(Dataset items)
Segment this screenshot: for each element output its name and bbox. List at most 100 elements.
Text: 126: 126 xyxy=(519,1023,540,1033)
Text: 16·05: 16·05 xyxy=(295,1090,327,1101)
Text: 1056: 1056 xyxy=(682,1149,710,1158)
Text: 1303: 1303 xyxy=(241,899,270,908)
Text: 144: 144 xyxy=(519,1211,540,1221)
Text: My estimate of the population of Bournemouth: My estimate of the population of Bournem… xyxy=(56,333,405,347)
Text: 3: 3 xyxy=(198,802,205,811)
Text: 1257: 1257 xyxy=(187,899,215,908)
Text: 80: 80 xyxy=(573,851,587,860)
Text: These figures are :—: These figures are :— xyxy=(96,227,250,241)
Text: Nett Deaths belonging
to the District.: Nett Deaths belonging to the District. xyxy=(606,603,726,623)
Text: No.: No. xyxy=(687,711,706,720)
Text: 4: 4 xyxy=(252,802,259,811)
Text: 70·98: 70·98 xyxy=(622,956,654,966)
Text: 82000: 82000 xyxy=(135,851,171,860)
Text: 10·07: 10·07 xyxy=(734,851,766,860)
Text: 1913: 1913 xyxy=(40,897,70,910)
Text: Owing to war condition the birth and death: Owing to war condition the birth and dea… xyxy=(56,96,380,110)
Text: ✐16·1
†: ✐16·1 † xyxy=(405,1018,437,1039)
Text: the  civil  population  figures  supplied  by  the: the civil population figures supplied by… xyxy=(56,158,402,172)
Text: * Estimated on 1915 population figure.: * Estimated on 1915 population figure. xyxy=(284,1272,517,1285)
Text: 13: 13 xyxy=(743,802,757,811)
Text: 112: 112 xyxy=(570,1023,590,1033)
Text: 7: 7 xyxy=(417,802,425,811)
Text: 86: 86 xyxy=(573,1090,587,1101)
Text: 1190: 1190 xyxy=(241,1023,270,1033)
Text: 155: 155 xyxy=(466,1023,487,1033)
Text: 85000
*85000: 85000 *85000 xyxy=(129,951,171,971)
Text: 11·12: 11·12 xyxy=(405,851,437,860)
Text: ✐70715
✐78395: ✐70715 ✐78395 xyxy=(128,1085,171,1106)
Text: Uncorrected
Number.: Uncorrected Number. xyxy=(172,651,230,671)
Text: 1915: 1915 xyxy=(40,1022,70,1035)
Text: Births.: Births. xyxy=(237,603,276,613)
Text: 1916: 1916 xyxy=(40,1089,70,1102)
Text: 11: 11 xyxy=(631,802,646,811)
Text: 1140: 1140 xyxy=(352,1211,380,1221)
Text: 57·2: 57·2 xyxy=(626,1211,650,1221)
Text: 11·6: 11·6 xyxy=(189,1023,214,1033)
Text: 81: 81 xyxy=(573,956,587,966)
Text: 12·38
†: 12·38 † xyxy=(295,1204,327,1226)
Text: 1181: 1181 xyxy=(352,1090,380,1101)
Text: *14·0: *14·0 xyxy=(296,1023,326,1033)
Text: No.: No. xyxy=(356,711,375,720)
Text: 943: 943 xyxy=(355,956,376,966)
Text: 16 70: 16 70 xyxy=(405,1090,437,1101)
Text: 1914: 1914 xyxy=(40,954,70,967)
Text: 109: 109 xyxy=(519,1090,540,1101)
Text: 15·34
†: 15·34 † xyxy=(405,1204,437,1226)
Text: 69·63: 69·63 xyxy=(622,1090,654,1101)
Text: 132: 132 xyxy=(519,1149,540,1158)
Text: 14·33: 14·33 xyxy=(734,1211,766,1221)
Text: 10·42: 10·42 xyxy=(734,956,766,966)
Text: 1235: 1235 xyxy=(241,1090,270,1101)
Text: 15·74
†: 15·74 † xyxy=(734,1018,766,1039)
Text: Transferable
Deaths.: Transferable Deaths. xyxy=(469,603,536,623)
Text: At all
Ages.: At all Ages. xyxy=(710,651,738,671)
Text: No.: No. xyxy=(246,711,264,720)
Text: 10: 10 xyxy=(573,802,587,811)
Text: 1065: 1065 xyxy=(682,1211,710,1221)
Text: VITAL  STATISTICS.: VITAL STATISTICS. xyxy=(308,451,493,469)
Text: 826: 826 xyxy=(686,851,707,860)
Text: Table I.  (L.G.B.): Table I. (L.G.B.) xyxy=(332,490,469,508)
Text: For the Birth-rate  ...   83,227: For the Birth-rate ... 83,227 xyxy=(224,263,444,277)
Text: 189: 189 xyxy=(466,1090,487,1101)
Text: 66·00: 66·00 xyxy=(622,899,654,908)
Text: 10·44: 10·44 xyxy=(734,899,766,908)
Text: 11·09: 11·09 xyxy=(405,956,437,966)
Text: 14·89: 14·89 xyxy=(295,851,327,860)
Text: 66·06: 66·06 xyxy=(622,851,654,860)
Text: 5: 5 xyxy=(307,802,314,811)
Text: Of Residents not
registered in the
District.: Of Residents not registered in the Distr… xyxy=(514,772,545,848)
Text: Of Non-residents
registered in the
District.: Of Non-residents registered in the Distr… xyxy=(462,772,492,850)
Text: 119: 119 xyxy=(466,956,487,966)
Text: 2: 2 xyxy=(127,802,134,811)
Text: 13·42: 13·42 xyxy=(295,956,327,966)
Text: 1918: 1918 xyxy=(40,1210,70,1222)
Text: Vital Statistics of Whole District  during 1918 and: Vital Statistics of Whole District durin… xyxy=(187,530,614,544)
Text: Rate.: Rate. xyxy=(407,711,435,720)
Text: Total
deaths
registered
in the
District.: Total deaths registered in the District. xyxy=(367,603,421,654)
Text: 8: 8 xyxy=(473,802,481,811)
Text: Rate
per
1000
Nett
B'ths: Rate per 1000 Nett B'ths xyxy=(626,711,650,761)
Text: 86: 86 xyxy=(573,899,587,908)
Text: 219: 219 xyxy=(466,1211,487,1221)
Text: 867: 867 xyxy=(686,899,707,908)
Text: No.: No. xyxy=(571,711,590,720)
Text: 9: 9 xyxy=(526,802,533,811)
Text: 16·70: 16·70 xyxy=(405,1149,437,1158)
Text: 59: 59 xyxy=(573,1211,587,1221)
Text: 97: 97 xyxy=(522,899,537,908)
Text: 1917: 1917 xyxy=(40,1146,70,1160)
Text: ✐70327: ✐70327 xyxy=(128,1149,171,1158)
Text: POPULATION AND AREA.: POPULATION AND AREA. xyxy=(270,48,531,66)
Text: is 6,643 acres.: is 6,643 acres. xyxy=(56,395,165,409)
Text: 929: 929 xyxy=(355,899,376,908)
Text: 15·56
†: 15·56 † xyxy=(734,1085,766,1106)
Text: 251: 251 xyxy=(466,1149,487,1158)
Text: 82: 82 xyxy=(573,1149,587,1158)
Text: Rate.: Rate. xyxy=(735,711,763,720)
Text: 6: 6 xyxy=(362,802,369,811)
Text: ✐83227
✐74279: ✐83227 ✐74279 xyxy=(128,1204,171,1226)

_Your goal_
Update the records above by changing every "Uncorrected" to "Unadjusted". Leave everything else as it is.

_Output for this exercise_
Segment this screenshot: for each element output its name and bbox. List at most 100 elements.
Text: 126: 126 xyxy=(519,1023,540,1033)
Text: 16·05: 16·05 xyxy=(295,1090,327,1101)
Text: 1056: 1056 xyxy=(682,1149,710,1158)
Text: 1303: 1303 xyxy=(241,899,270,908)
Text: 144: 144 xyxy=(519,1211,540,1221)
Text: My estimate of the population of Bournemouth: My estimate of the population of Bournem… xyxy=(56,333,405,347)
Text: 3: 3 xyxy=(198,802,205,811)
Text: 1257: 1257 xyxy=(187,899,215,908)
Text: 80: 80 xyxy=(573,851,587,860)
Text: These figures are :—: These figures are :— xyxy=(96,227,250,241)
Text: Nett Deaths belonging
to the District.: Nett Deaths belonging to the District. xyxy=(606,603,726,623)
Text: No.: No. xyxy=(687,711,706,720)
Text: 4: 4 xyxy=(252,802,259,811)
Text: 70·98: 70·98 xyxy=(622,956,654,966)
Text: 82000: 82000 xyxy=(135,851,171,860)
Text: 10·07: 10·07 xyxy=(734,851,766,860)
Text: 1913: 1913 xyxy=(40,897,70,910)
Text: Owing to war condition the birth and death: Owing to war condition the birth and dea… xyxy=(56,96,380,110)
Text: ✐16·1
†: ✐16·1 † xyxy=(405,1018,437,1039)
Text: the  civil  population  figures  supplied  by  the: the civil population figures supplied by… xyxy=(56,158,402,172)
Text: * Estimated on 1915 population figure.: * Estimated on 1915 population figure. xyxy=(284,1272,517,1285)
Text: 13: 13 xyxy=(743,802,757,811)
Text: 112: 112 xyxy=(570,1023,590,1033)
Text: 7: 7 xyxy=(417,802,425,811)
Text: 86: 86 xyxy=(573,1090,587,1101)
Text: 1190: 1190 xyxy=(241,1023,270,1033)
Text: 155: 155 xyxy=(466,1023,487,1033)
Text: 85000
*85000: 85000 *85000 xyxy=(129,951,171,971)
Text: 11·12: 11·12 xyxy=(405,851,437,860)
Text: ✐70715
✐78395: ✐70715 ✐78395 xyxy=(128,1085,171,1106)
Text: Unadjusted
Number.: Unadjusted Number. xyxy=(172,651,230,671)
Text: 1915: 1915 xyxy=(40,1022,70,1035)
Text: Births.: Births. xyxy=(237,603,276,613)
Text: 1916: 1916 xyxy=(40,1089,70,1102)
Text: 11: 11 xyxy=(631,802,646,811)
Text: 1140: 1140 xyxy=(352,1211,380,1221)
Text: 57·2: 57·2 xyxy=(626,1211,650,1221)
Text: 11·6: 11·6 xyxy=(189,1023,214,1033)
Text: 81: 81 xyxy=(573,956,587,966)
Text: 12·38
†: 12·38 † xyxy=(295,1204,327,1226)
Text: 1181: 1181 xyxy=(352,1090,380,1101)
Text: *14·0: *14·0 xyxy=(296,1023,326,1033)
Text: No.: No. xyxy=(356,711,375,720)
Text: 943: 943 xyxy=(355,956,376,966)
Text: 16 70: 16 70 xyxy=(405,1090,437,1101)
Text: 1914: 1914 xyxy=(40,954,70,967)
Text: 109: 109 xyxy=(519,1090,540,1101)
Text: 15·34
†: 15·34 † xyxy=(405,1204,437,1226)
Text: 69·63: 69·63 xyxy=(622,1090,654,1101)
Text: 132: 132 xyxy=(519,1149,540,1158)
Text: 14·33: 14·33 xyxy=(734,1211,766,1221)
Text: 10·42: 10·42 xyxy=(734,956,766,966)
Text: 1235: 1235 xyxy=(241,1090,270,1101)
Text: 15·74
†: 15·74 † xyxy=(734,1018,766,1039)
Text: Transferable
Deaths.: Transferable Deaths. xyxy=(469,603,536,623)
Text: At all
Ages.: At all Ages. xyxy=(710,651,738,671)
Text: No.: No. xyxy=(246,711,264,720)
Text: 10: 10 xyxy=(573,802,587,811)
Text: 1065: 1065 xyxy=(682,1211,710,1221)
Text: VITAL  STATISTICS.: VITAL STATISTICS. xyxy=(308,451,493,469)
Text: 826: 826 xyxy=(686,851,707,860)
Text: Table I.  (L.G.B.): Table I. (L.G.B.) xyxy=(332,490,469,508)
Text: For the Birth-rate  ...   83,227: For the Birth-rate ... 83,227 xyxy=(224,263,444,277)
Text: 189: 189 xyxy=(466,1090,487,1101)
Text: 66·00: 66·00 xyxy=(622,899,654,908)
Text: 10·44: 10·44 xyxy=(734,899,766,908)
Text: 11·09: 11·09 xyxy=(405,956,437,966)
Text: 14·89: 14·89 xyxy=(295,851,327,860)
Text: 66·06: 66·06 xyxy=(622,851,654,860)
Text: 5: 5 xyxy=(307,802,314,811)
Text: Of Residents not
registered in the
District.: Of Residents not registered in the Distr… xyxy=(514,772,545,848)
Text: Of Non-residents
registered in the
District.: Of Non-residents registered in the Distr… xyxy=(462,772,492,850)
Text: 119: 119 xyxy=(466,956,487,966)
Text: 2: 2 xyxy=(127,802,134,811)
Text: 13·42: 13·42 xyxy=(295,956,327,966)
Text: 1918: 1918 xyxy=(40,1210,70,1222)
Text: Vital Statistics of Whole District  during 1918 and: Vital Statistics of Whole District durin… xyxy=(187,530,614,544)
Text: Rate.: Rate. xyxy=(407,711,435,720)
Text: Total
deaths
registered
in the
District.: Total deaths registered in the District. xyxy=(367,603,421,654)
Text: 8: 8 xyxy=(473,802,481,811)
Text: Rate
per
1000
Nett
B'ths: Rate per 1000 Nett B'ths xyxy=(626,711,650,761)
Text: 86: 86 xyxy=(573,899,587,908)
Text: 219: 219 xyxy=(466,1211,487,1221)
Text: 867: 867 xyxy=(686,899,707,908)
Text: No.: No. xyxy=(571,711,590,720)
Text: 9: 9 xyxy=(526,802,533,811)
Text: 16·70: 16·70 xyxy=(405,1149,437,1158)
Text: 59: 59 xyxy=(573,1211,587,1221)
Text: 97: 97 xyxy=(522,899,537,908)
Text: 1917: 1917 xyxy=(40,1146,70,1160)
Text: ✐70327: ✐70327 xyxy=(128,1149,171,1158)
Text: POPULATION AND AREA.: POPULATION AND AREA. xyxy=(270,48,531,66)
Text: is 6,643 acres.: is 6,643 acres. xyxy=(56,395,165,409)
Text: 929: 929 xyxy=(355,899,376,908)
Text: 15·56
†: 15·56 † xyxy=(734,1085,766,1106)
Text: 251: 251 xyxy=(466,1149,487,1158)
Text: 82: 82 xyxy=(573,1149,587,1158)
Text: Rate.: Rate. xyxy=(735,711,763,720)
Text: 6: 6 xyxy=(362,802,369,811)
Text: ✐83227
✐74279: ✐83227 ✐74279 xyxy=(128,1204,171,1226)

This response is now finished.